EXERCISE AIM => Copy out lines with the word "this" from the material that follows.

(Figure collection entries)
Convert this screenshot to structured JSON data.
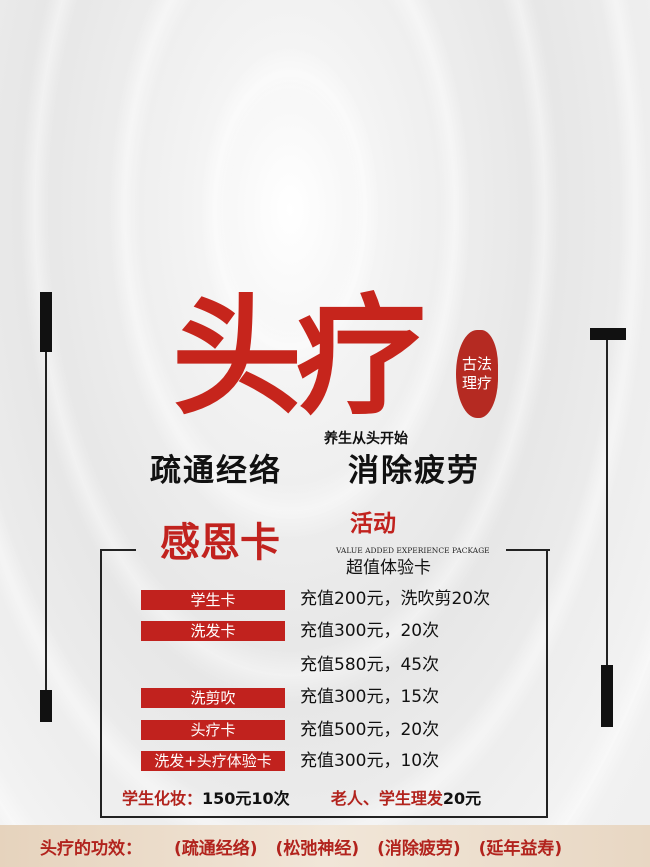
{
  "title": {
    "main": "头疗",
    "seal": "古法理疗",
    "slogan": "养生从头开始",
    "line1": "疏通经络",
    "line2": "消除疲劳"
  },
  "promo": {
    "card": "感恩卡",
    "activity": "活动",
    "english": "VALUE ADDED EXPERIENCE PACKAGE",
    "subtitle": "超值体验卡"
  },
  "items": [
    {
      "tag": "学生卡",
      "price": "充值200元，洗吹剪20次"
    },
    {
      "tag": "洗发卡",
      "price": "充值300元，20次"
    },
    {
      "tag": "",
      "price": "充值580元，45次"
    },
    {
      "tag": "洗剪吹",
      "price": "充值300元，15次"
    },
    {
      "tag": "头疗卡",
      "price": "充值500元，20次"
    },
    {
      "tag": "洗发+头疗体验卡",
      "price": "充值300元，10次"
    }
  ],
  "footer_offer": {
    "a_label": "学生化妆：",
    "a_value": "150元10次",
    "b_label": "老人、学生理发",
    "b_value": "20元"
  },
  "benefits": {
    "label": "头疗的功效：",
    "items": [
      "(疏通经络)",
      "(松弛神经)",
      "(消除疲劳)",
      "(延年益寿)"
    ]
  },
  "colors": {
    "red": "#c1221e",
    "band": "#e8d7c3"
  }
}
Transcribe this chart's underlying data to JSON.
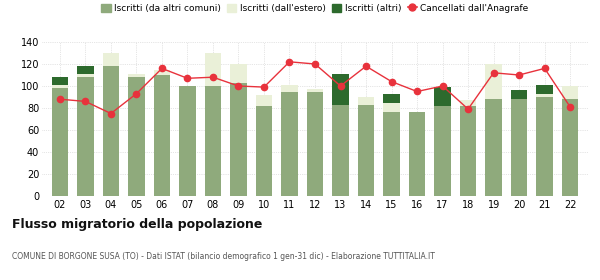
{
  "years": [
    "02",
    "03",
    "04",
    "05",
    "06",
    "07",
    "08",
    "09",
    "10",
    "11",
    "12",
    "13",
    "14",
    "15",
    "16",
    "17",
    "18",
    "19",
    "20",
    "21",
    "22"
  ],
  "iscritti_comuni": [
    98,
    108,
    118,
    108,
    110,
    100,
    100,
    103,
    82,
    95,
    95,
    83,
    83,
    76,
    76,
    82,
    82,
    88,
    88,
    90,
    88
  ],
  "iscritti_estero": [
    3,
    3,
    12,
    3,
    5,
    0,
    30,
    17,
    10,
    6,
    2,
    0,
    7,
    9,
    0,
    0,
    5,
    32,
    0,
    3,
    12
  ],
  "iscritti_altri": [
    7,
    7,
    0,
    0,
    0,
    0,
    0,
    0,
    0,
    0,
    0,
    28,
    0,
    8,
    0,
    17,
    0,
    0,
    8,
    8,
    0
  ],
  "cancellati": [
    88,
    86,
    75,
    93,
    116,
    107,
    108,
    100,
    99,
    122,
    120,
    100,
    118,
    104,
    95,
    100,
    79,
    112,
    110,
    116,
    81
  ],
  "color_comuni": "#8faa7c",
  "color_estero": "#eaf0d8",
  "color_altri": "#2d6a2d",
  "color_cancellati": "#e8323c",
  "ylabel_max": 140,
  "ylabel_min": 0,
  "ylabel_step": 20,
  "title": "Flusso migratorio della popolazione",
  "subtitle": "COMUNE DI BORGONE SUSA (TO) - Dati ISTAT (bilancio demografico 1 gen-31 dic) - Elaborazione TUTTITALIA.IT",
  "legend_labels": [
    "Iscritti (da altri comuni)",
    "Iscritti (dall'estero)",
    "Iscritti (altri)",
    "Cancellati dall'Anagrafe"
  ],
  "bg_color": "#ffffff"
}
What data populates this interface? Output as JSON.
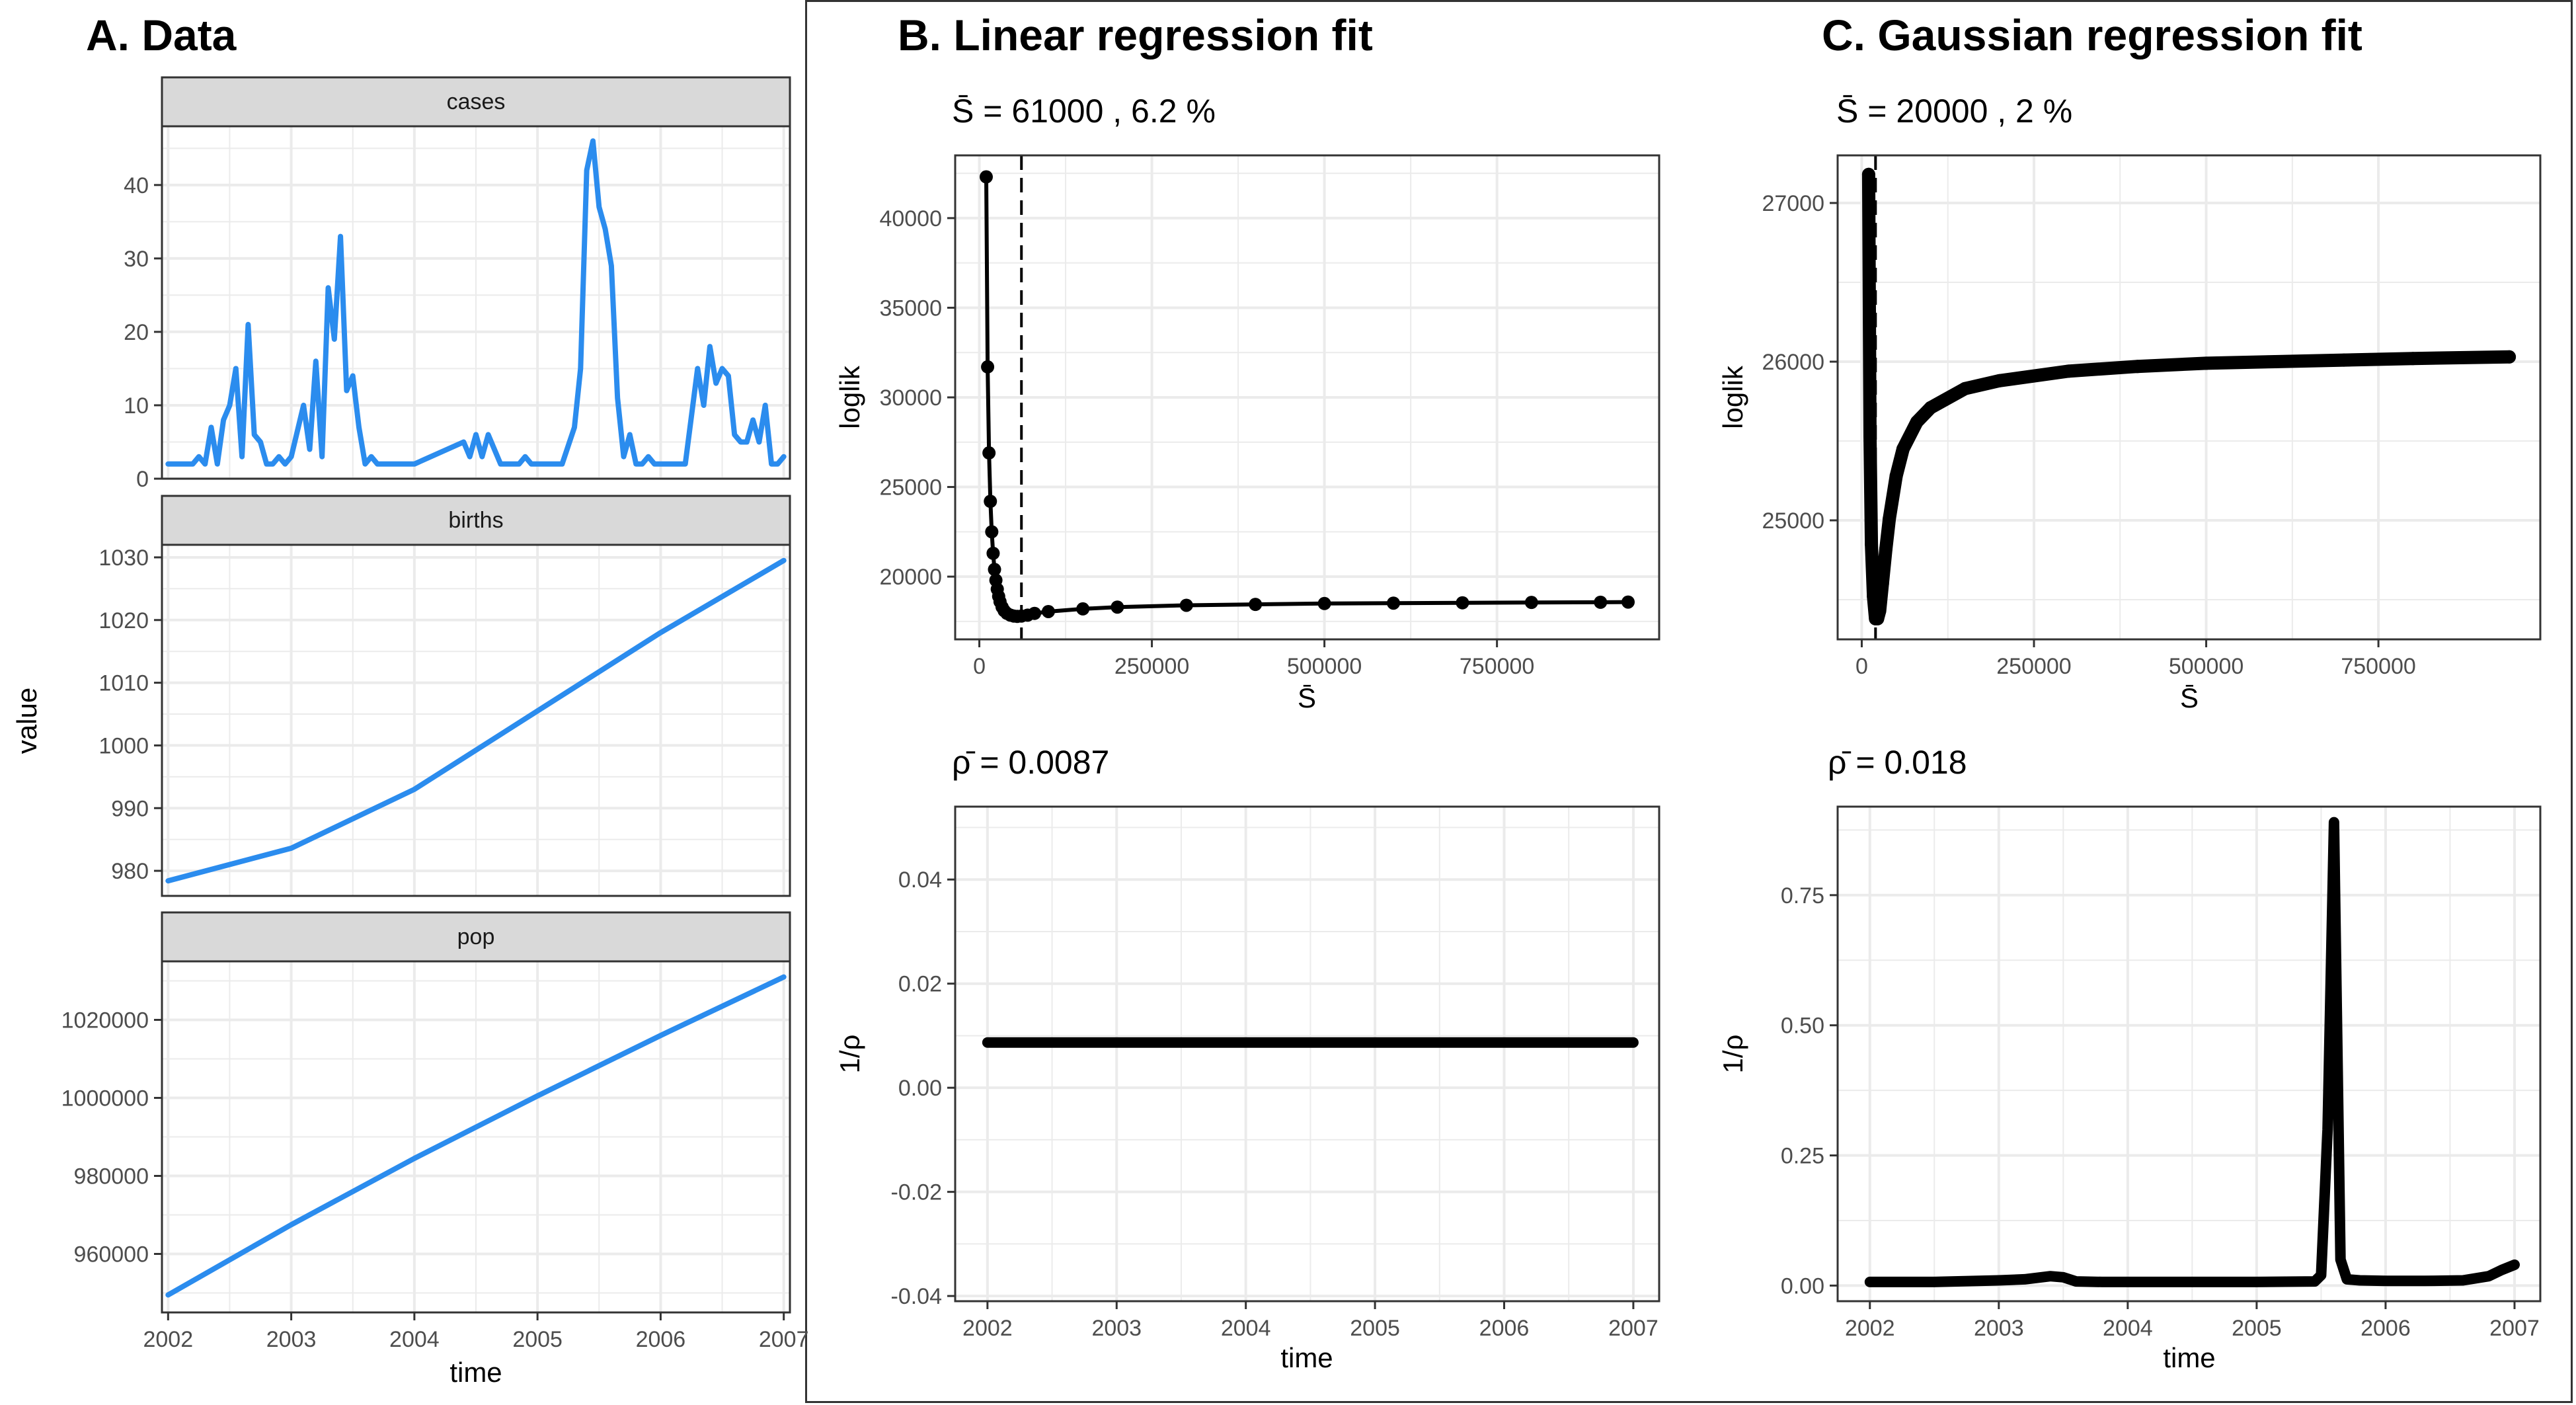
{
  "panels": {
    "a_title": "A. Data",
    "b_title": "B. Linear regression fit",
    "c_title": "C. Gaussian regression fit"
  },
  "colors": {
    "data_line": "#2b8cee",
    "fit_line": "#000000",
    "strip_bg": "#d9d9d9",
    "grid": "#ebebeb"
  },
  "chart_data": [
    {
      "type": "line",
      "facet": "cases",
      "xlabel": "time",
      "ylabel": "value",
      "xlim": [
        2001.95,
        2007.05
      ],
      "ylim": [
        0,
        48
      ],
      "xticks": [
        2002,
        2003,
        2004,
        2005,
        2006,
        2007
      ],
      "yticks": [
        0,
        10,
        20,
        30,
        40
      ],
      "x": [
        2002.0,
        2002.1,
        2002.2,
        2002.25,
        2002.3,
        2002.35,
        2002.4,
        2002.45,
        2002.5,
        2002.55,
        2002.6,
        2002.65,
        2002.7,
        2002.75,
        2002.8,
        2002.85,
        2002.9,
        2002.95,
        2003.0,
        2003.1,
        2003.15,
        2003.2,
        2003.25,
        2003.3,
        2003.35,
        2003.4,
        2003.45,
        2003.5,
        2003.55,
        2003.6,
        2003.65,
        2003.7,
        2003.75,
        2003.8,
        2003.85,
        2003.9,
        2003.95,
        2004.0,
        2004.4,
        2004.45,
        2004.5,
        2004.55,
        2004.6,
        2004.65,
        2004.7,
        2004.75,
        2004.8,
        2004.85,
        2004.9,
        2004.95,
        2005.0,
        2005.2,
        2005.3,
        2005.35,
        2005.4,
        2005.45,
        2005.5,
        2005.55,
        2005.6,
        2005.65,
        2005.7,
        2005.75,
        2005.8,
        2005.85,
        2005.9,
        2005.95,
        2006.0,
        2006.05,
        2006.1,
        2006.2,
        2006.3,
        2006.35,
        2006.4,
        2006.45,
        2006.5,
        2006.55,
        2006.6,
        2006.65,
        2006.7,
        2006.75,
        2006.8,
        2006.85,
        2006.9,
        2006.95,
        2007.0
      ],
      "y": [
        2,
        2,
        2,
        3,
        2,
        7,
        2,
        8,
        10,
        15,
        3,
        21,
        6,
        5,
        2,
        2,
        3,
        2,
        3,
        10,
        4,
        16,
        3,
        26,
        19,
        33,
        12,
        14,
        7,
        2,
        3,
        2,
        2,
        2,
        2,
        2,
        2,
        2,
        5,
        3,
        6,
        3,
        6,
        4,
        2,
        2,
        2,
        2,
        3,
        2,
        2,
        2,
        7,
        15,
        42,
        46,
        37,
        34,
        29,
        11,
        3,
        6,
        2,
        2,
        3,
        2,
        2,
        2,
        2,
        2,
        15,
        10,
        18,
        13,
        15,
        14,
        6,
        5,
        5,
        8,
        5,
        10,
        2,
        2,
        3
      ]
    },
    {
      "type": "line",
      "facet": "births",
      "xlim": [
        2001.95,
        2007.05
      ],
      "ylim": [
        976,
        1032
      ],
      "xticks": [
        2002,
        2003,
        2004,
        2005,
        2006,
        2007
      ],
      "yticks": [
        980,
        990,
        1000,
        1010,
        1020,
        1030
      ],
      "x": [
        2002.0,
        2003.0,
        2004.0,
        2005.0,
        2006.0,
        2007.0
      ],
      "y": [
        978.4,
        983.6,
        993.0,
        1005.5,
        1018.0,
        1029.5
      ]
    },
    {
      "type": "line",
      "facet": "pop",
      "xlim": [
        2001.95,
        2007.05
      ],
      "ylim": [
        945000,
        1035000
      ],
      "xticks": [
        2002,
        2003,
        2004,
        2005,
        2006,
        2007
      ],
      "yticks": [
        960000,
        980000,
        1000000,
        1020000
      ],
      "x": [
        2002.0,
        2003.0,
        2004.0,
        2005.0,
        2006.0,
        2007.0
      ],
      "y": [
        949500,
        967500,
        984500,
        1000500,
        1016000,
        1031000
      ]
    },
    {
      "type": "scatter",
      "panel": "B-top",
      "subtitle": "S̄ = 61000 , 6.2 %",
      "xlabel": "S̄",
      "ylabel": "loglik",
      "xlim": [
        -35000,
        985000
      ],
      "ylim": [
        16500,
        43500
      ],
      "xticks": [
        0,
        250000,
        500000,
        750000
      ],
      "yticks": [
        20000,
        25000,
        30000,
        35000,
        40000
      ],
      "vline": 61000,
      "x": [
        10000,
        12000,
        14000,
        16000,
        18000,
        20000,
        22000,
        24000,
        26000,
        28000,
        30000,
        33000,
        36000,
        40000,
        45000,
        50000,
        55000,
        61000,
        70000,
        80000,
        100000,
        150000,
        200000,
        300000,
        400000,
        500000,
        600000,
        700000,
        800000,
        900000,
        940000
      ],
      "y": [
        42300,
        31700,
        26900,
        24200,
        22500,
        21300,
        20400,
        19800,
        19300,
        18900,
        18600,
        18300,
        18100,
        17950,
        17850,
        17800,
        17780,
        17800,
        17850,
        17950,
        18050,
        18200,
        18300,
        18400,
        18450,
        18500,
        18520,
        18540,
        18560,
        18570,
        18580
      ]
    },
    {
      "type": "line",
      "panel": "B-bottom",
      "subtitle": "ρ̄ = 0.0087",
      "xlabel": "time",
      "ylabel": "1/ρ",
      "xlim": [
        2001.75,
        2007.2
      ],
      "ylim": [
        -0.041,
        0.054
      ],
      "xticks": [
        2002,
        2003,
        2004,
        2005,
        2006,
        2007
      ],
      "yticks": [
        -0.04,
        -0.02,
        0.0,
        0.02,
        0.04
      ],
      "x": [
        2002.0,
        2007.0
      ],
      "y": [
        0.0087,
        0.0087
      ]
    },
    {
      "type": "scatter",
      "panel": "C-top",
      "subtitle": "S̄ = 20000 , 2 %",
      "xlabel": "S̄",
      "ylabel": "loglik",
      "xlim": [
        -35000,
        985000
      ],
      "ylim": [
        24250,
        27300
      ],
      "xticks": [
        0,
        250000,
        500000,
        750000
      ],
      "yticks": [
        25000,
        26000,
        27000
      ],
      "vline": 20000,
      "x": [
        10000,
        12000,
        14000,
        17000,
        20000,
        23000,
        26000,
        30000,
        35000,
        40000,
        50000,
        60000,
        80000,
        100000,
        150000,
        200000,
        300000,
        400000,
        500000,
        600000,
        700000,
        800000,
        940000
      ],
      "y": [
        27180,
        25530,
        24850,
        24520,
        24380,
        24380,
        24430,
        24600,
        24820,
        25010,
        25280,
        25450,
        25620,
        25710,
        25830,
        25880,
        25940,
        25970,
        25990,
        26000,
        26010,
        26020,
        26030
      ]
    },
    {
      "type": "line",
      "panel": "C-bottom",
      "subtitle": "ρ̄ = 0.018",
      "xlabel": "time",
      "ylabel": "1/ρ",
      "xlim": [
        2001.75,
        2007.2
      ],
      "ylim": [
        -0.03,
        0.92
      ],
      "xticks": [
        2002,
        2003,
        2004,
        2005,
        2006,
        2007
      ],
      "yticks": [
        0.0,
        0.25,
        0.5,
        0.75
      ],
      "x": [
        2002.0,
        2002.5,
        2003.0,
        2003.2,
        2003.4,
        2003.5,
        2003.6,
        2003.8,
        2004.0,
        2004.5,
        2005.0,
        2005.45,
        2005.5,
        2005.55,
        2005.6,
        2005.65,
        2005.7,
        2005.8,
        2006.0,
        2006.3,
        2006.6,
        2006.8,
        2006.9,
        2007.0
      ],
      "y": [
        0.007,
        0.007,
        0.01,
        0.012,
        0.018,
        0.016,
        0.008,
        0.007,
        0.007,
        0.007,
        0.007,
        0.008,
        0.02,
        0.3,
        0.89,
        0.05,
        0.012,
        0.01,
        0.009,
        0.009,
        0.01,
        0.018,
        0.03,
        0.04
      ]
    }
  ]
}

WRITTEN REPLY =>
Convert this screenshot to structured JSON data.
Transcribe this chart's underlying data to JSON.
What data populates this interface? Output as JSON.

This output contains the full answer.